**Source data**
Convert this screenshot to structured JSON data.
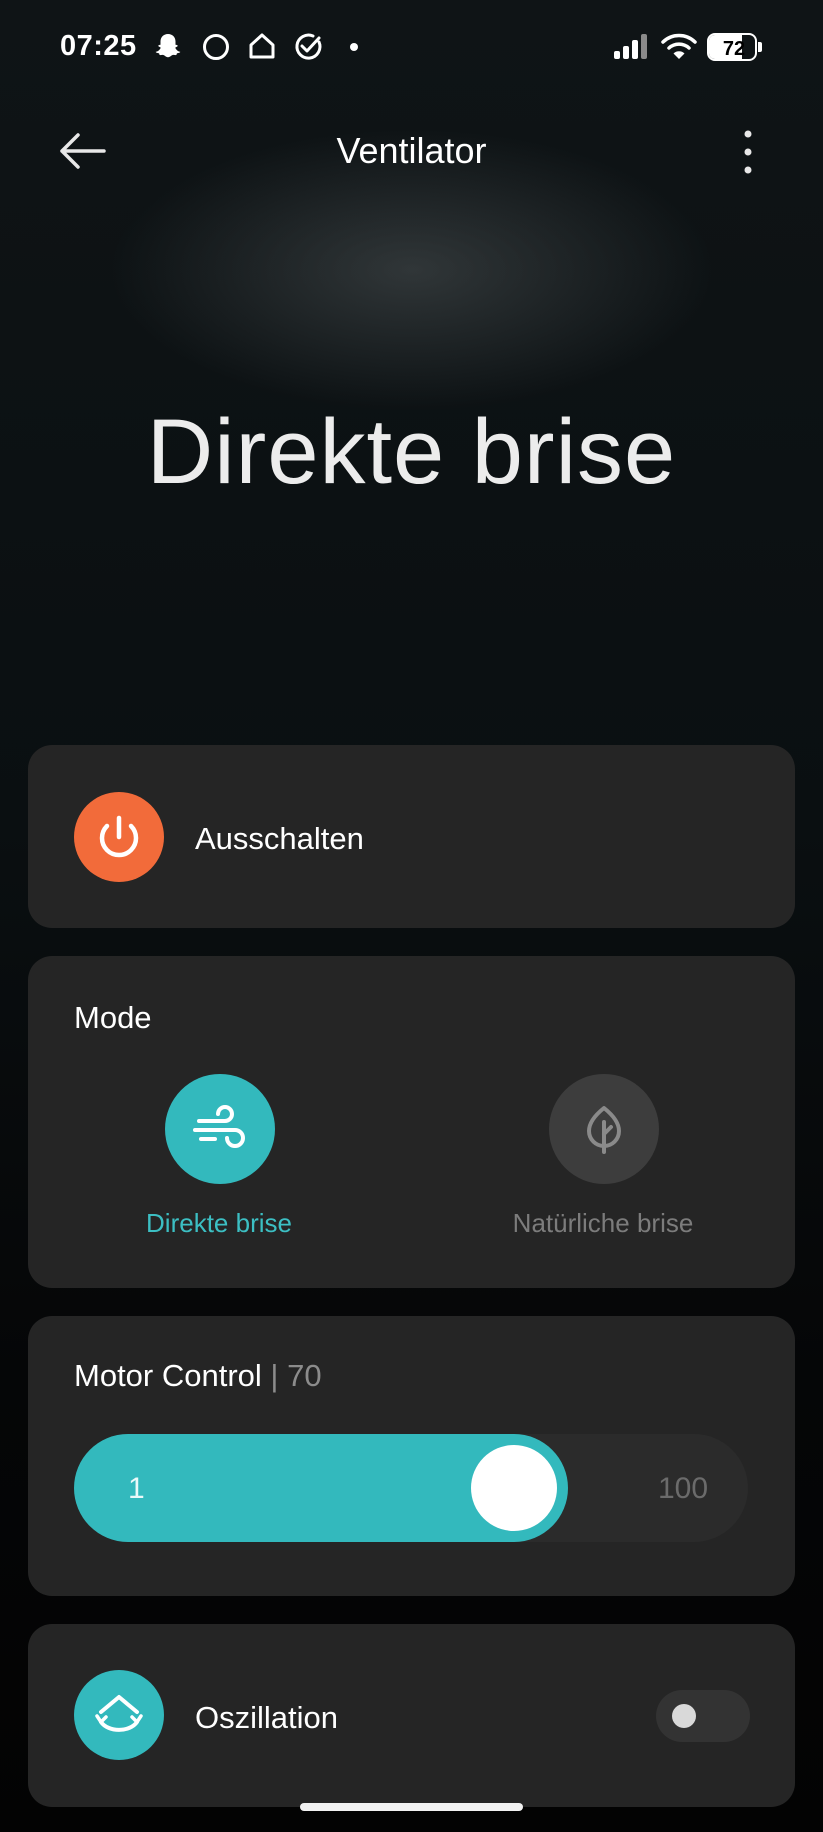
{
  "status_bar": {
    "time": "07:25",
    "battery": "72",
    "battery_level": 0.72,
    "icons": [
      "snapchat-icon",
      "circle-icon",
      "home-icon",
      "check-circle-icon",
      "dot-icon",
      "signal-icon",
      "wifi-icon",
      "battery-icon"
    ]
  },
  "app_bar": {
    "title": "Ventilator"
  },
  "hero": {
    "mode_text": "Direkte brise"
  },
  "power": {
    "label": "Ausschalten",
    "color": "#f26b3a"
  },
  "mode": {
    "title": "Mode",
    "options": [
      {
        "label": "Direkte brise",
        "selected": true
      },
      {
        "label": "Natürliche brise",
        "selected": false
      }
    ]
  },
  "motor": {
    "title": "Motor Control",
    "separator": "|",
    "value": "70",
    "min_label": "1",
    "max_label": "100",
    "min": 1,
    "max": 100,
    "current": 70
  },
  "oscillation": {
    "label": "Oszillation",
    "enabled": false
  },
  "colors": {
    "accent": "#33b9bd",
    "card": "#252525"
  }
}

**Exercise objective**
Return the material exactly as given, apart from the pictures.

**Task output**
Convert this screenshot to structured JSON data.
{
  "status_bar": {
    "time": "07:25",
    "battery": "72",
    "battery_level": 0.72,
    "icons": [
      "snapchat-icon",
      "circle-icon",
      "home-icon",
      "check-circle-icon",
      "dot-icon",
      "signal-icon",
      "wifi-icon",
      "battery-icon"
    ]
  },
  "app_bar": {
    "title": "Ventilator"
  },
  "hero": {
    "mode_text": "Direkte brise"
  },
  "power": {
    "label": "Ausschalten",
    "color": "#f26b3a"
  },
  "mode": {
    "title": "Mode",
    "options": [
      {
        "label": "Direkte brise",
        "selected": true
      },
      {
        "label": "Natürliche brise",
        "selected": false
      }
    ]
  },
  "motor": {
    "title": "Motor Control",
    "separator": "|",
    "value": "70",
    "min_label": "1",
    "max_label": "100",
    "min": 1,
    "max": 100,
    "current": 70
  },
  "oscillation": {
    "label": "Oszillation",
    "enabled": false
  },
  "colors": {
    "accent": "#33b9bd",
    "card": "#252525"
  }
}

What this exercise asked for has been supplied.